→ GIVEN EXERCISE: Locate all lines in the data below that hold "Nutritionnelles" and show them.
= = =
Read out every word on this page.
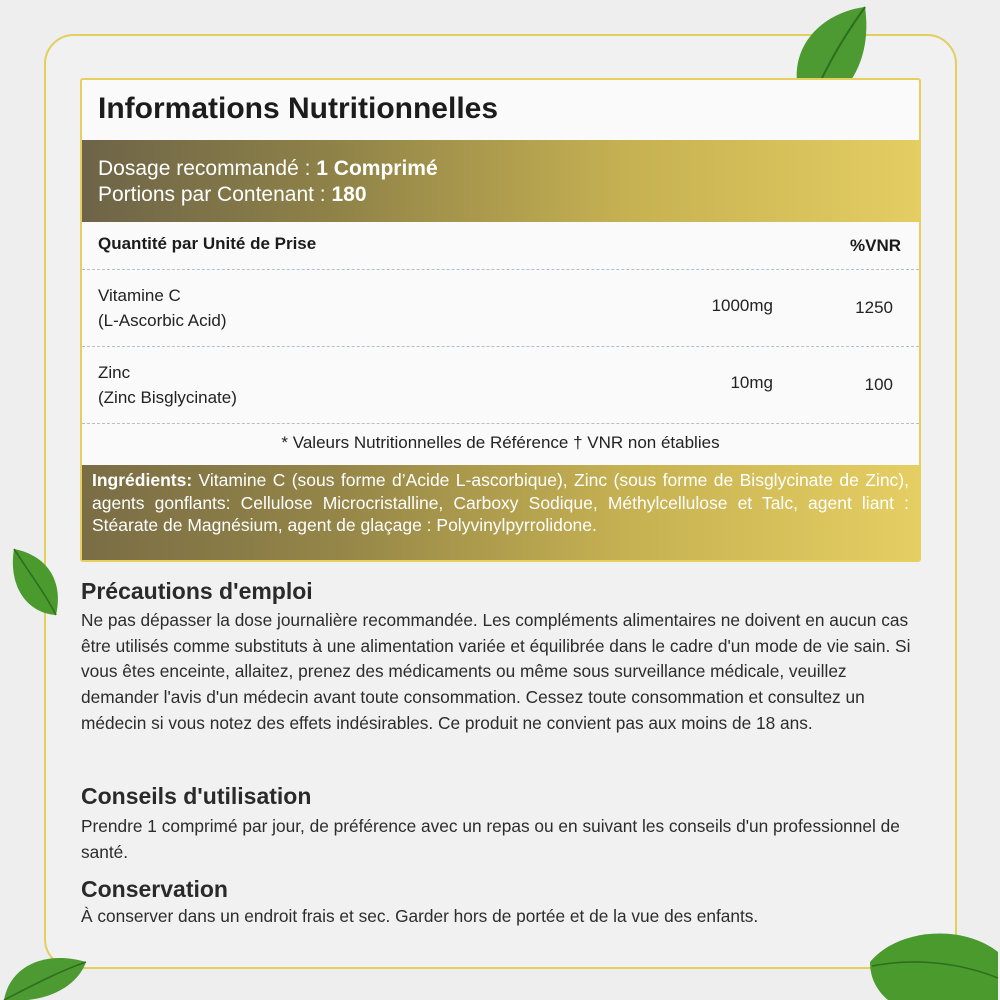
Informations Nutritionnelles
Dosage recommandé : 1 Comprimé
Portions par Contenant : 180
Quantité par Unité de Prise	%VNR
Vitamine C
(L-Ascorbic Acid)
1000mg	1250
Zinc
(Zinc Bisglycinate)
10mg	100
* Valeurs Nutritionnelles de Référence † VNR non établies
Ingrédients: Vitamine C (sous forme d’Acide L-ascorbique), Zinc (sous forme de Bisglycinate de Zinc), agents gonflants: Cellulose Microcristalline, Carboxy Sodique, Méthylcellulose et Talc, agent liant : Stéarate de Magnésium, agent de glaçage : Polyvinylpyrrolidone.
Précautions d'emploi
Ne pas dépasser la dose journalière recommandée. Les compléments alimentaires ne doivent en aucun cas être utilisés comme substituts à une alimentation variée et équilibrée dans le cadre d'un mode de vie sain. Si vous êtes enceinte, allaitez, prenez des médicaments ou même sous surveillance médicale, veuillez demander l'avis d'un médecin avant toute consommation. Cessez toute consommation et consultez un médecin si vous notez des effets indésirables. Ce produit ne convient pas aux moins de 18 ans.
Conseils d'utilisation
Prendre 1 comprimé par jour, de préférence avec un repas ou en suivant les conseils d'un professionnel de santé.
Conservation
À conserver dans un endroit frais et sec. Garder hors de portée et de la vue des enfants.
= = =
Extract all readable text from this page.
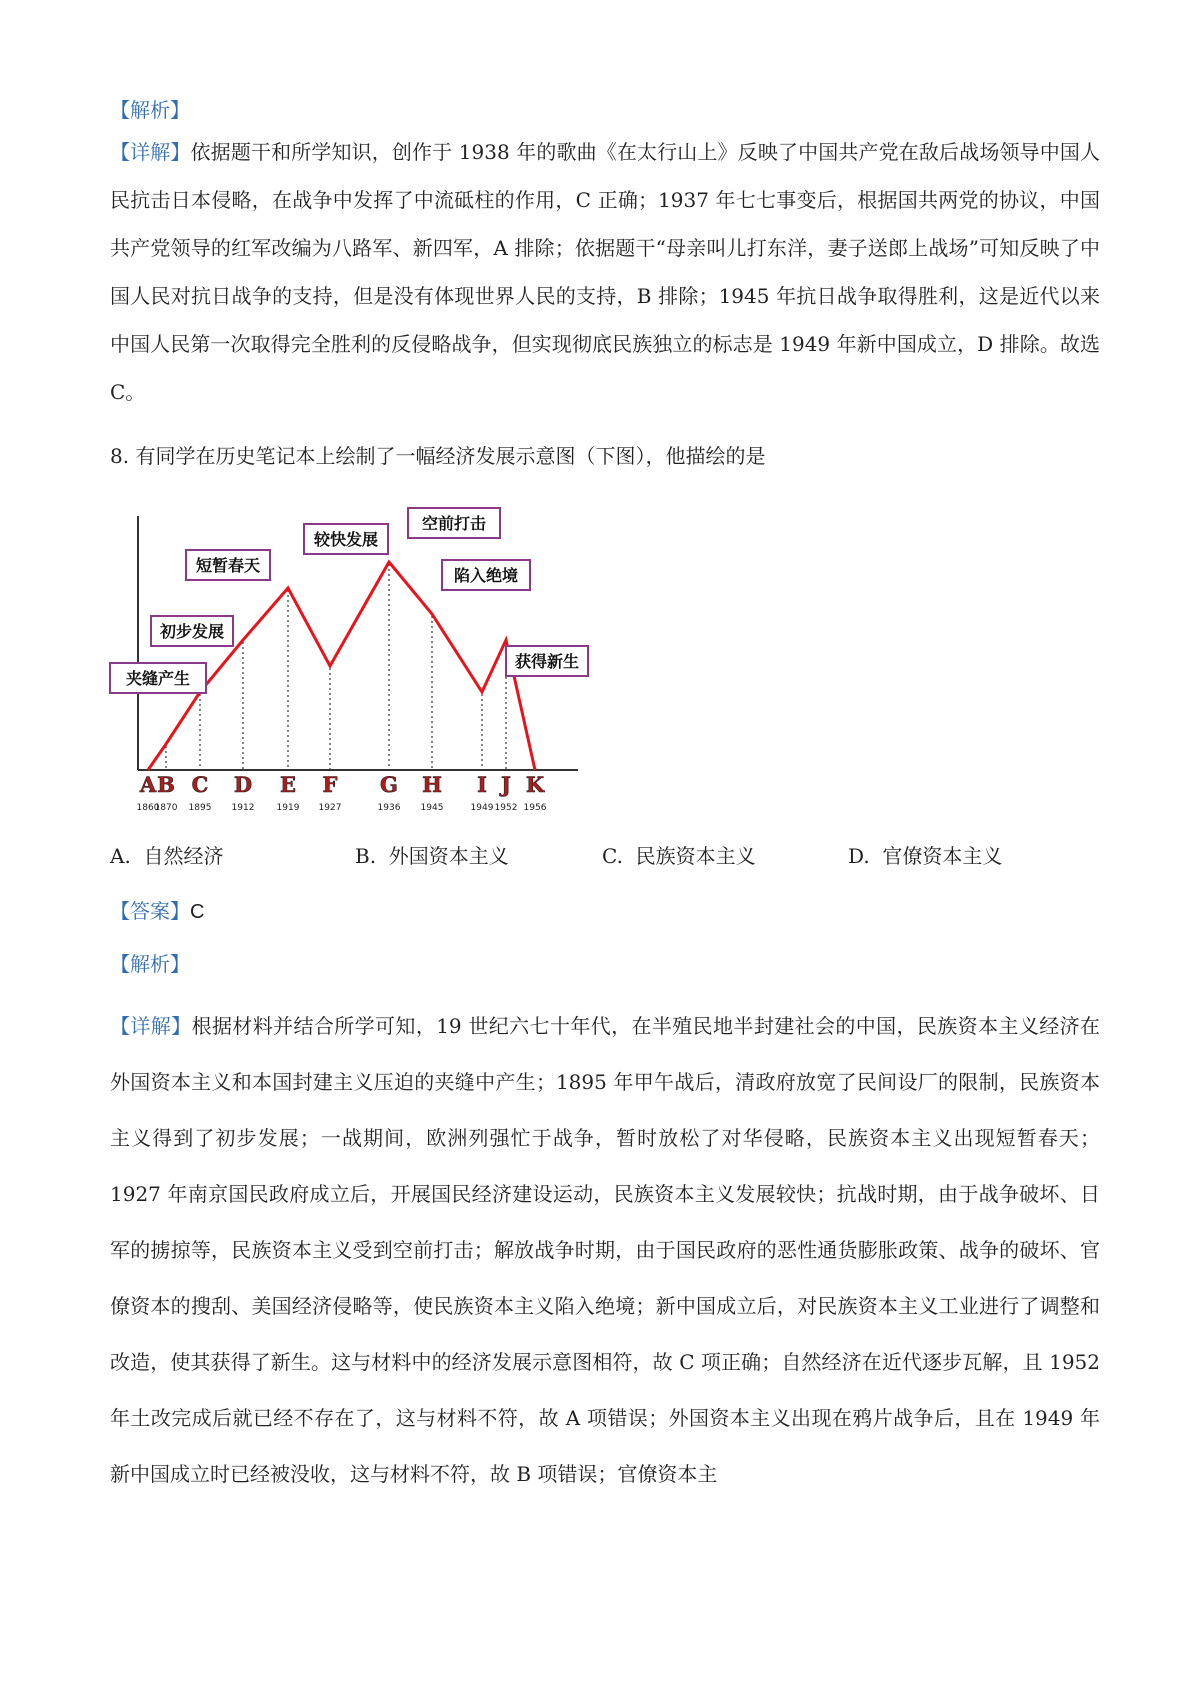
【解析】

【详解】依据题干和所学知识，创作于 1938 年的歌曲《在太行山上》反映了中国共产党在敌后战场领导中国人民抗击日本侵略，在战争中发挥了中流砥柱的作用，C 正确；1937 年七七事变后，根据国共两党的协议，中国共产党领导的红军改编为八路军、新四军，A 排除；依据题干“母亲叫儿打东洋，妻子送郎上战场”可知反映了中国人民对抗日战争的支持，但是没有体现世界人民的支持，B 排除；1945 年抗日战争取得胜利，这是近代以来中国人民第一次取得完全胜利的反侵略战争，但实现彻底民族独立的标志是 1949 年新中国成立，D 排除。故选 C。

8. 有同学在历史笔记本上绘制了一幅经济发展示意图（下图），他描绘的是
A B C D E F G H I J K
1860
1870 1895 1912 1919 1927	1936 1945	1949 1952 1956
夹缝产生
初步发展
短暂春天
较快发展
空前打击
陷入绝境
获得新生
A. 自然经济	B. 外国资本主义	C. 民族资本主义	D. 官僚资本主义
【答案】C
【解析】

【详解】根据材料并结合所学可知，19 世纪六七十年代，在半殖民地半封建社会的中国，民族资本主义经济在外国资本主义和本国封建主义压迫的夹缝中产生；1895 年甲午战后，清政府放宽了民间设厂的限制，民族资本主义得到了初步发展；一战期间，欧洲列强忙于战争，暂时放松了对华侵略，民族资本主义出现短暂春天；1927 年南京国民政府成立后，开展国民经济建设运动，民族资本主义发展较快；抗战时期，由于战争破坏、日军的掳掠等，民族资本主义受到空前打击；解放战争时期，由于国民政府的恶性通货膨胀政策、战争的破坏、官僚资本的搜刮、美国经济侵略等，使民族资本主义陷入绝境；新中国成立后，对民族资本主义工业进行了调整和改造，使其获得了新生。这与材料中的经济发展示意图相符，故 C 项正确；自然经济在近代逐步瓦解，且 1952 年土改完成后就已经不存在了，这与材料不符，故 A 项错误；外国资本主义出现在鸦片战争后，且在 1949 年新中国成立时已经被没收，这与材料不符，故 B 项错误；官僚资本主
= = =
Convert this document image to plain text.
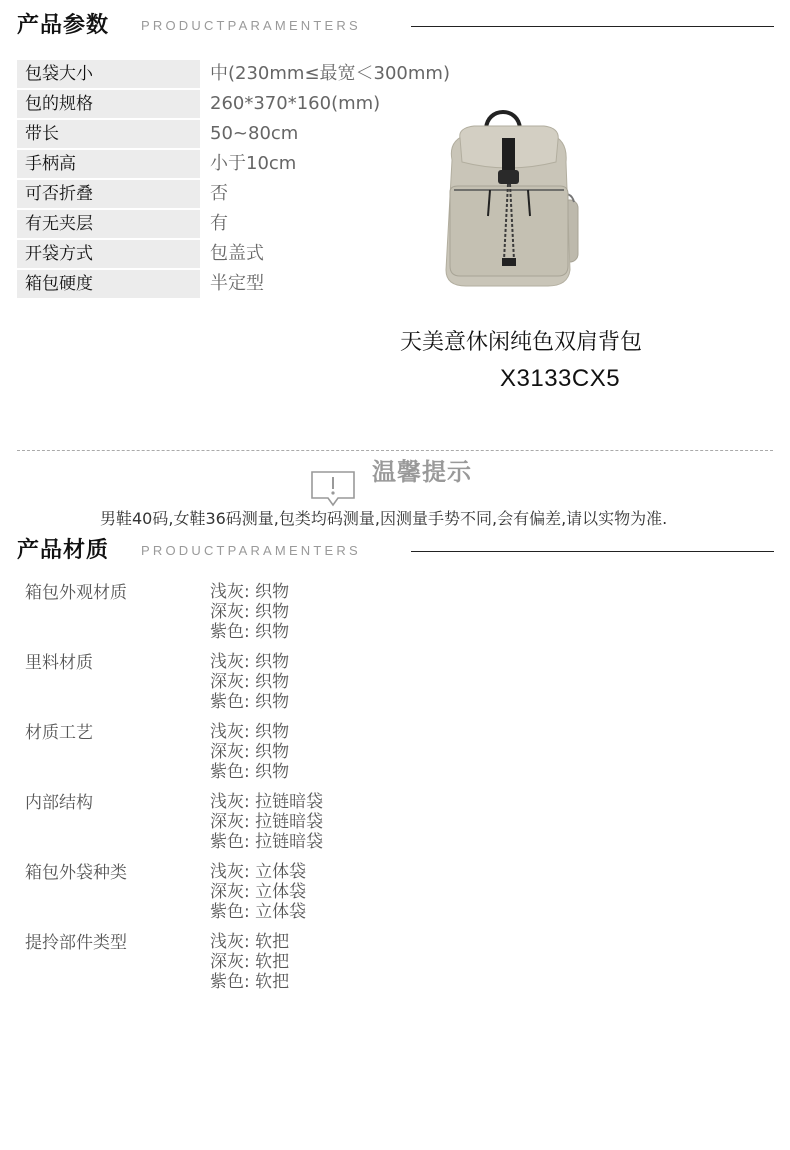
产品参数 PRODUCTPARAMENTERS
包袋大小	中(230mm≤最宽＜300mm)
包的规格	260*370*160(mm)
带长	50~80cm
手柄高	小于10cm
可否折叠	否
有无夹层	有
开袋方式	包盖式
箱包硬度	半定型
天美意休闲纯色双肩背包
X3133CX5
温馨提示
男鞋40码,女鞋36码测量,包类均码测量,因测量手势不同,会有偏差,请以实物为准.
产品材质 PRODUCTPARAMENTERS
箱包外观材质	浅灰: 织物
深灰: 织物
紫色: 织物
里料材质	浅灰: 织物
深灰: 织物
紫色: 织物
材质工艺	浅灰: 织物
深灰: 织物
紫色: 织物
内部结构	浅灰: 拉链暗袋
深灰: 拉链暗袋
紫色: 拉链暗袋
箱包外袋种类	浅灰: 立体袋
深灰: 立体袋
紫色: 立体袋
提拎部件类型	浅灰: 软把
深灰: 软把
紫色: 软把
= = =
→ RESPONSE FOR THIS EXERCISE:
Informations Nutritionnelles
* Valeurs Nutritionnelles de Référence † VNR non établies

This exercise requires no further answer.